■ Testo
Potrebbe essere stato scritto ieri, o perlomeno fino a tre giorni fa, quando hanno rinnovato la convenzione alla sempre-in-punto-di-morte Radio Radicale. C’è una notazione di psicologia delle masse che sembra scritta apposta per descrivere Internet e i Social Network, salvo che era il 1986 e i radicali si erano limitati a liberare il microfono per qualche ora. C’è tutto Placido nel modo in cui è costruito il pezzo: lo vedi che guarda alla finestra, uffa, potrei andare a Radio Radicale, ma fa caldo… poi servono dieci lire per l’ascensore, ma dove le trovo dieci lire… un dettaglio di colore, le dieci lire, che tre capoversi dopo ricompare ed è diventato la metafora del valore della vita, del tutto e del niente, ma quanto era bravo Beniamino Placido? E quanto ci manca? A me, tantissimo.

Se n’è andato, senza neanche lasciarmi libri da leggere. Ma sul serio poteva pensare di sparire così? Di non aver lasciato ai suoi lettori segni indelebili, a vent’anni di distanza – insomma, Mister Trionfo dell’Oblio, spiegami questa: come faccio a ricordarmi ancora bene il titolo di un pezzo letto a tredici anni, su un pezzo di giornale che qualcuno mezz’ora dopo buttò via … che cos’è questo, come facciamo a chiamarlo ancora “giornalismo”? e allora cos’è, “letteratura”? Filosofia, poesia, sia quel che sia, signori eredi di Beniamino Placido, vi rincrescerebbe far pubblicare un’antologia di “A parer mio” in volume? Lo so che parla per lo più di trasmissioni dimenticate e personaggi evaporati, eppure sono disposto a scommettere che molte di quelle pagine funzionano ancora. Poi chissà, non è detto: quante volte abbiamo provato a rivedere un vecchio telefilm e siamo rimasti delusi. Però l’effetto che ci faceva aprire il giornale alla pagina spettacoli, e trovarci quel rettangolino d’intelligenza, è una cosa che ci porteremo dentro ancora per molto tempo.

■ Consegne
1. Nel testo su Beniamino Placido, quante lire servono per prendere l'ascensore?
2. Riscrivi le righe fornite dall'inizio fino alla riga che contiene "x-tick-label: Jul-19 [157, 580, 211, 602]", compresa, mettendo "right-axis-label" al posto di "y-right-tick-label" e lasciando tutto il resto uguale.

■ Righe fornite
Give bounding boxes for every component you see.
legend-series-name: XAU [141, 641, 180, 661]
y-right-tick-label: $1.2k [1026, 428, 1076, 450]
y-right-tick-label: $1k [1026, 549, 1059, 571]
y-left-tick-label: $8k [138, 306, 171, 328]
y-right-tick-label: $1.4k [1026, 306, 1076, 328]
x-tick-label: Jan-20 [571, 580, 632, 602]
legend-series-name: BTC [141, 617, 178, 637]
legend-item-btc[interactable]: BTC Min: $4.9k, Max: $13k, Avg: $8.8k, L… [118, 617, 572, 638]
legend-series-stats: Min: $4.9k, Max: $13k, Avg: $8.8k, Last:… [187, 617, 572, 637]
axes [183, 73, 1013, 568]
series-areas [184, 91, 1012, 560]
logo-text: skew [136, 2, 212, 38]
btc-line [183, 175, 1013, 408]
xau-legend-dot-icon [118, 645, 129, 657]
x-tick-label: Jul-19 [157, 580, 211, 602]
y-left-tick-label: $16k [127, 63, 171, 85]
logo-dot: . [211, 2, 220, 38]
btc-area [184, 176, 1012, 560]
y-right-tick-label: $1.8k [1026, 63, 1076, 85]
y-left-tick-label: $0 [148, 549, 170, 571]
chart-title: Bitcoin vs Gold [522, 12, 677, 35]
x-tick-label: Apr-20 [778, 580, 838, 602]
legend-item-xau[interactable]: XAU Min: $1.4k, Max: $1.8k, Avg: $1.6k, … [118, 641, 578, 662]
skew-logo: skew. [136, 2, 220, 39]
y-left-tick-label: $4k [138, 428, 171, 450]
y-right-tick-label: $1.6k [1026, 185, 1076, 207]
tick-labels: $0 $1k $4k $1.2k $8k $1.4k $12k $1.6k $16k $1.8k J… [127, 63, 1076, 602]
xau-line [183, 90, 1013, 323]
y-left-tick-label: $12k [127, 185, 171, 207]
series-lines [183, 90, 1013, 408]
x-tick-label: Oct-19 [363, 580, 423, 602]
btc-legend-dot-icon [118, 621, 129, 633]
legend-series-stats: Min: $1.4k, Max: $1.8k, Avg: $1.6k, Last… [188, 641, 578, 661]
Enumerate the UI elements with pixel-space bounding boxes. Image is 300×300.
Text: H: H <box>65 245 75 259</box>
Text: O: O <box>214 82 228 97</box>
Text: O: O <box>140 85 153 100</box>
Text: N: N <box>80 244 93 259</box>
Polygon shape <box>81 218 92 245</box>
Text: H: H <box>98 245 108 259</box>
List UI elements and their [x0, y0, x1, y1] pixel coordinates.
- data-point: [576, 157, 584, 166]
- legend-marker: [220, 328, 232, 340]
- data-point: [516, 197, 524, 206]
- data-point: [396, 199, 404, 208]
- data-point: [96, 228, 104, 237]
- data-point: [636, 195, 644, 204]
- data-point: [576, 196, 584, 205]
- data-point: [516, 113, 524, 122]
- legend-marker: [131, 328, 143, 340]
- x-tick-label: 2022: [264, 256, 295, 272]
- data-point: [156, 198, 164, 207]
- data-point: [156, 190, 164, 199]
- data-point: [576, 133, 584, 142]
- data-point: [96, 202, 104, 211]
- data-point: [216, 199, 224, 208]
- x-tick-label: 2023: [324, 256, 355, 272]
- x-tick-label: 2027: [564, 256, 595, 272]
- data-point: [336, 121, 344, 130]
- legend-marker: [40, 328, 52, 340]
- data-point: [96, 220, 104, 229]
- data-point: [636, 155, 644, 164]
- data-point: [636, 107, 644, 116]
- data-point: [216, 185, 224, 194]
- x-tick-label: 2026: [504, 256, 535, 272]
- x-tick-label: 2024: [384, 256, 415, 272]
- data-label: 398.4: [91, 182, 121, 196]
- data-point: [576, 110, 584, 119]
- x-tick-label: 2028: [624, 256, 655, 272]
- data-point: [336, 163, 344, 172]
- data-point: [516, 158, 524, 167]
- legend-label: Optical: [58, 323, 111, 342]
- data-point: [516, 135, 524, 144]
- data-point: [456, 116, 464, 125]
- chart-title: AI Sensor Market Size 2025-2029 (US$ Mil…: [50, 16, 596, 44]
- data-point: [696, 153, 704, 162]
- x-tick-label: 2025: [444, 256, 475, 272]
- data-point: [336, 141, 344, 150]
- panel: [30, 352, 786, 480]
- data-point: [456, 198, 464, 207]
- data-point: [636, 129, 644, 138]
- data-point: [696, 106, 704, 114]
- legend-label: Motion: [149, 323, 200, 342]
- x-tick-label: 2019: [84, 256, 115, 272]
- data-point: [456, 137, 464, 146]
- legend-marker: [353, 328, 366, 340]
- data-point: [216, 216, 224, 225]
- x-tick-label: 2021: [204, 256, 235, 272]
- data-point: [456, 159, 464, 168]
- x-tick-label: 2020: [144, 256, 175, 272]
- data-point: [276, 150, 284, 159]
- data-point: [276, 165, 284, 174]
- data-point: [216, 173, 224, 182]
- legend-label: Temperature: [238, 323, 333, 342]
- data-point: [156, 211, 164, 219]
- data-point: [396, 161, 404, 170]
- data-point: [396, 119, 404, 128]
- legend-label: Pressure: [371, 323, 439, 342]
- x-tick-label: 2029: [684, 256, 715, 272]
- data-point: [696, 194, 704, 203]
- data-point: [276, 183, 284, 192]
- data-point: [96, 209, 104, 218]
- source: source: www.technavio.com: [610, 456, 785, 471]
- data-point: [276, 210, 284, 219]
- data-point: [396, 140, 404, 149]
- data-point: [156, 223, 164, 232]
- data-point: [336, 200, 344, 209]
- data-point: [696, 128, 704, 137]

■ Risposte
1. Dieci lire.

2.
Give bounding boxes for every component you see.
legend-series-name: XAU [141, 641, 180, 661]
right-axis-label: $1.2k [1026, 428, 1076, 450]
right-axis-label: $1k [1026, 549, 1059, 571]
y-left-tick-label: $8k [138, 306, 171, 328]
right-axis-label: $1.4k [1026, 306, 1076, 328]
x-tick-label: Jan-20 [571, 580, 632, 602]
legend-series-name: BTC [141, 617, 178, 637]
legend-item-btc[interactable]: BTC Min: $4.9k, Max: $13k, Avg: $8.8k, L… [118, 617, 572, 638]
legend-series-stats: Min: $4.9k, Max: $13k, Avg: $8.8k, Last:… [187, 617, 572, 637]
axes [183, 73, 1013, 568]
series-areas [184, 91, 1012, 560]
logo-text: skew [136, 2, 212, 38]
btc-line [183, 175, 1013, 408]
xau-legend-dot-icon [118, 645, 129, 657]
x-tick-label: Jul-19 [157, 580, 211, 602]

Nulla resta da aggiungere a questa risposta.